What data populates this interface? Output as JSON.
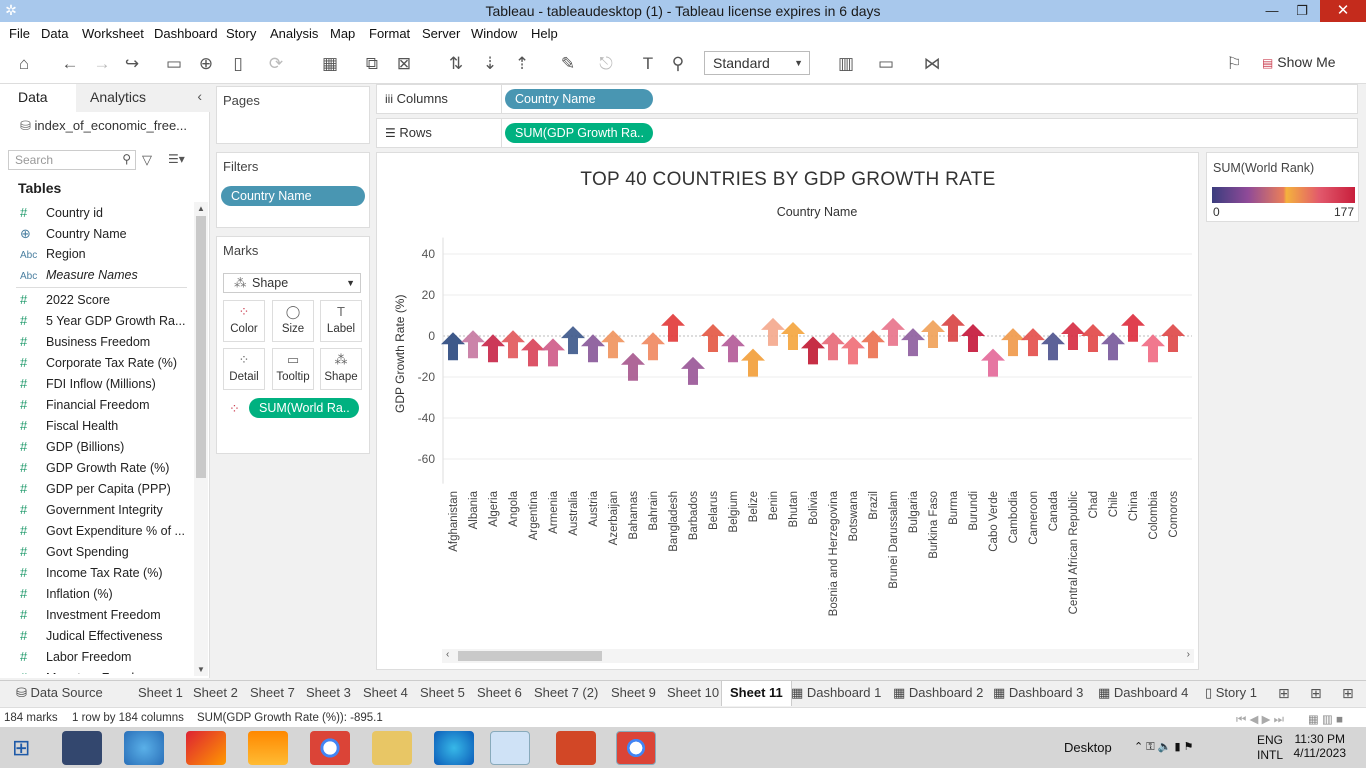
{
  "window": {
    "title": "Tableau - tableaudesktop (1) - Tableau license expires in 6 days"
  },
  "menu": [
    "File",
    "Data",
    "Worksheet",
    "Dashboard",
    "Story",
    "Analysis",
    "Map",
    "Format",
    "Server",
    "Window",
    "Help"
  ],
  "toolbar": {
    "fit_mode": "Standard",
    "show_me": "Show Me"
  },
  "left_pane": {
    "tabs": {
      "data": "Data",
      "analytics": "Analytics"
    },
    "datasource": "index_of_economic_free...",
    "search_placeholder": "Search",
    "tables_header": "Tables",
    "fields": [
      {
        "icon": "#",
        "label": "Country id"
      },
      {
        "icon": "globe",
        "label": "Country Name"
      },
      {
        "icon": "Abc",
        "label": "Region"
      },
      {
        "icon": "Abc",
        "label": "Measure Names",
        "italic": true
      },
      {
        "icon": "#",
        "label": "2022 Score"
      },
      {
        "icon": "#",
        "label": "5 Year GDP Growth Ra..."
      },
      {
        "icon": "#",
        "label": "Business Freedom"
      },
      {
        "icon": "#",
        "label": "Corporate Tax Rate (%)"
      },
      {
        "icon": "#",
        "label": "FDI Inflow (Millions)"
      },
      {
        "icon": "#",
        "label": "Financial Freedom"
      },
      {
        "icon": "#",
        "label": "Fiscal Health"
      },
      {
        "icon": "#",
        "label": "GDP (Billions)"
      },
      {
        "icon": "#",
        "label": "GDP Growth Rate (%)"
      },
      {
        "icon": "#",
        "label": "GDP per Capita (PPP)"
      },
      {
        "icon": "#",
        "label": "Government Integrity"
      },
      {
        "icon": "#",
        "label": "Govt Expenditure % of ..."
      },
      {
        "icon": "#",
        "label": "Govt Spending"
      },
      {
        "icon": "#",
        "label": "Income Tax Rate (%)"
      },
      {
        "icon": "#",
        "label": "Inflation (%)"
      },
      {
        "icon": "#",
        "label": "Investment Freedom"
      },
      {
        "icon": "#",
        "label": "Judical Effectiveness"
      },
      {
        "icon": "#",
        "label": "Labor Freedom"
      },
      {
        "icon": "#",
        "label": "Monetary Freedom"
      }
    ]
  },
  "pages": {
    "title": "Pages"
  },
  "filters": {
    "title": "Filters",
    "pill": "Country Name"
  },
  "marks": {
    "title": "Marks",
    "type": "Shape",
    "buttons": [
      "Color",
      "Size",
      "Label",
      "Detail",
      "Tooltip",
      "Shape"
    ],
    "pill": "SUM(World Ra.."
  },
  "shelves": {
    "columns_label": "Columns",
    "columns_pill": "Country Name",
    "rows_label": "Rows",
    "rows_pill": "SUM(GDP Growth Ra.."
  },
  "legend": {
    "title": "SUM(World Rank)",
    "min": "0",
    "max": "177"
  },
  "chart_data": {
    "type": "scatter",
    "title": "TOP 40 COUNTRIES BY GDP GROWTH RATE",
    "column_header": "Country Name",
    "ylabel": "GDP Growth Rate (%)",
    "ylim": [
      -70,
      50
    ],
    "yticks": [
      40,
      20,
      0,
      -20,
      -40,
      -60
    ],
    "grid": true,
    "mark_shape": "arrow-up",
    "categories": [
      "Afghanistan",
      "Albania",
      "Algeria",
      "Angola",
      "Argentina",
      "Armenia",
      "Australia",
      "Austria",
      "Azerbaijan",
      "Bahamas",
      "Bahrain",
      "Bangladesh",
      "Barbados",
      "Belarus",
      "Belgium",
      "Belize",
      "Benin",
      "Bhutan",
      "Bolivia",
      "Bosnia and Herzegovina",
      "Botswana",
      "Brazil",
      "Brunei Darussalam",
      "Bulgaria",
      "Burkina Faso",
      "Burma",
      "Burundi",
      "Cabo Verde",
      "Cambodia",
      "Cameroon",
      "Canada",
      "Central African Republic",
      "Chad",
      "Chile",
      "China",
      "Colombia",
      "Comoros"
    ],
    "values": [
      -5,
      -4,
      -6,
      -4,
      -8,
      -8,
      -2,
      -6,
      -4,
      -15,
      -5,
      4,
      -17,
      -1,
      -6,
      -13,
      2,
      0,
      -7,
      -5,
      -7,
      -4,
      2,
      -3,
      1,
      4,
      -1,
      -13,
      -3,
      -3,
      -5,
      0,
      -1,
      -5,
      4,
      -6,
      -1
    ],
    "colors": [
      "#2e4b80",
      "#c77aa2",
      "#c8284a",
      "#e2595c",
      "#d9445a",
      "#cf5c8a",
      "#3f5a8c",
      "#8a5a9a",
      "#f09560",
      "#a85a8f",
      "#f08a62",
      "#e23c3c",
      "#9a5898",
      "#e45a45",
      "#b45c99",
      "#f2a03c",
      "#f4a98e",
      "#f4a640",
      "#c11c35",
      "#e76b7a",
      "#f07078",
      "#ec7353",
      "#e8758c",
      "#8f5fa0",
      "#f0a25a",
      "#d94545",
      "#c51a3d",
      "#e46a9a",
      "#f09a4c",
      "#e4504d",
      "#4f558f",
      "#d62f44",
      "#e24a4a",
      "#7a5a9c",
      "#dd3040",
      "#f06c84",
      "#de4a4a"
    ]
  },
  "sheet_tabs": [
    "Data Source",
    "Sheet 1",
    "Sheet 2",
    "Sheet 7",
    "Sheet 3",
    "Sheet 4",
    "Sheet 5",
    "Sheet 6",
    "Sheet 7 (2)",
    "Sheet 9",
    "Sheet 10",
    "Sheet 11",
    "Dashboard 1",
    "Dashboard 2",
    "Dashboard 3",
    "Dashboard 4",
    "Story 1"
  ],
  "active_sheet": "Sheet 11",
  "status": {
    "marks": "184 marks",
    "dims": "1 row by 184 columns",
    "sum": "SUM(GDP Growth Rate (%)): -895.1"
  },
  "taskbar": {
    "desktop": "Desktop",
    "lang1": "ENG",
    "lang2": "INTL",
    "time": "11:30 PM",
    "date": "4/11/2023"
  }
}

——————

TASK BRIEF: Every line of the data should be copied as it stands, without the images.

ANSWER TO THIS TASK:
What data populates this interface? Output as JSON.
{
  "window": {
    "title": "Tableau - tableaudesktop (1) - Tableau license expires in 6 days"
  },
  "menu": [
    "File",
    "Data",
    "Worksheet",
    "Dashboard",
    "Story",
    "Analysis",
    "Map",
    "Format",
    "Server",
    "Window",
    "Help"
  ],
  "toolbar": {
    "fit_mode": "Standard",
    "show_me": "Show Me"
  },
  "left_pane": {
    "tabs": {
      "data": "Data",
      "analytics": "Analytics"
    },
    "datasource": "index_of_economic_free...",
    "search_placeholder": "Search",
    "tables_header": "Tables",
    "fields": [
      {
        "icon": "#",
        "label": "Country id"
      },
      {
        "icon": "globe",
        "label": "Country Name"
      },
      {
        "icon": "Abc",
        "label": "Region"
      },
      {
        "icon": "Abc",
        "label": "Measure Names",
        "italic": true
      },
      {
        "icon": "#",
        "label": "2022 Score"
      },
      {
        "icon": "#",
        "label": "5 Year GDP Growth Ra..."
      },
      {
        "icon": "#",
        "label": "Business Freedom"
      },
      {
        "icon": "#",
        "label": "Corporate Tax Rate (%)"
      },
      {
        "icon": "#",
        "label": "FDI Inflow (Millions)"
      },
      {
        "icon": "#",
        "label": "Financial Freedom"
      },
      {
        "icon": "#",
        "label": "Fiscal Health"
      },
      {
        "icon": "#",
        "label": "GDP (Billions)"
      },
      {
        "icon": "#",
        "label": "GDP Growth Rate (%)"
      },
      {
        "icon": "#",
        "label": "GDP per Capita (PPP)"
      },
      {
        "icon": "#",
        "label": "Government Integrity"
      },
      {
        "icon": "#",
        "label": "Govt Expenditure % of ..."
      },
      {
        "icon": "#",
        "label": "Govt Spending"
      },
      {
        "icon": "#",
        "label": "Income Tax Rate (%)"
      },
      {
        "icon": "#",
        "label": "Inflation (%)"
      },
      {
        "icon": "#",
        "label": "Investment Freedom"
      },
      {
        "icon": "#",
        "label": "Judical Effectiveness"
      },
      {
        "icon": "#",
        "label": "Labor Freedom"
      },
      {
        "icon": "#",
        "label": "Monetary Freedom"
      }
    ]
  },
  "pages": {
    "title": "Pages"
  },
  "filters": {
    "title": "Filters",
    "pill": "Country Name"
  },
  "marks": {
    "title": "Marks",
    "type": "Shape",
    "buttons": [
      "Color",
      "Size",
      "Label",
      "Detail",
      "Tooltip",
      "Shape"
    ],
    "pill": "SUM(World Ra.."
  },
  "shelves": {
    "columns_label": "Columns",
    "columns_pill": "Country Name",
    "rows_label": "Rows",
    "rows_pill": "SUM(GDP Growth Ra.."
  },
  "legend": {
    "title": "SUM(World Rank)",
    "min": "0",
    "max": "177"
  },
  "chart_data": {
    "type": "scatter",
    "title": "TOP 40 COUNTRIES BY GDP GROWTH RATE",
    "column_header": "Country Name",
    "ylabel": "GDP Growth Rate (%)",
    "ylim": [
      -70,
      50
    ],
    "yticks": [
      40,
      20,
      0,
      -20,
      -40,
      -60
    ],
    "grid": true,
    "mark_shape": "arrow-up",
    "categories": [
      "Afghanistan",
      "Albania",
      "Algeria",
      "Angola",
      "Argentina",
      "Armenia",
      "Australia",
      "Austria",
      "Azerbaijan",
      "Bahamas",
      "Bahrain",
      "Bangladesh",
      "Barbados",
      "Belarus",
      "Belgium",
      "Belize",
      "Benin",
      "Bhutan",
      "Bolivia",
      "Bosnia and Herzegovina",
      "Botswana",
      "Brazil",
      "Brunei Darussalam",
      "Bulgaria",
      "Burkina Faso",
      "Burma",
      "Burundi",
      "Cabo Verde",
      "Cambodia",
      "Cameroon",
      "Canada",
      "Central African Republic",
      "Chad",
      "Chile",
      "China",
      "Colombia",
      "Comoros"
    ],
    "values": [
      -5,
      -4,
      -6,
      -4,
      -8,
      -8,
      -2,
      -6,
      -4,
      -15,
      -5,
      4,
      -17,
      -1,
      -6,
      -13,
      2,
      0,
      -7,
      -5,
      -7,
      -4,
      2,
      -3,
      1,
      4,
      -1,
      -13,
      -3,
      -3,
      -5,
      0,
      -1,
      -5,
      4,
      -6,
      -1
    ],
    "colors": [
      "#2e4b80",
      "#c77aa2",
      "#c8284a",
      "#e2595c",
      "#d9445a",
      "#cf5c8a",
      "#3f5a8c",
      "#8a5a9a",
      "#f09560",
      "#a85a8f",
      "#f08a62",
      "#e23c3c",
      "#9a5898",
      "#e45a45",
      "#b45c99",
      "#f2a03c",
      "#f4a98e",
      "#f4a640",
      "#c11c35",
      "#e76b7a",
      "#f07078",
      "#ec7353",
      "#e8758c",
      "#8f5fa0",
      "#f0a25a",
      "#d94545",
      "#c51a3d",
      "#e46a9a",
      "#f09a4c",
      "#e4504d",
      "#4f558f",
      "#d62f44",
      "#e24a4a",
      "#7a5a9c",
      "#dd3040",
      "#f06c84",
      "#de4a4a"
    ]
  },
  "sheet_tabs": [
    "Data Source",
    "Sheet 1",
    "Sheet 2",
    "Sheet 7",
    "Sheet 3",
    "Sheet 4",
    "Sheet 5",
    "Sheet 6",
    "Sheet 7 (2)",
    "Sheet 9",
    "Sheet 10",
    "Sheet 11",
    "Dashboard 1",
    "Dashboard 2",
    "Dashboard 3",
    "Dashboard 4",
    "Story 1"
  ],
  "active_sheet": "Sheet 11",
  "status": {
    "marks": "184 marks",
    "dims": "1 row by 184 columns",
    "sum": "SUM(GDP Growth Rate (%)): -895.1"
  },
  "taskbar": {
    "desktop": "Desktop",
    "lang1": "ENG",
    "lang2": "INTL",
    "time": "11:30 PM",
    "date": "4/11/2023"
  }
}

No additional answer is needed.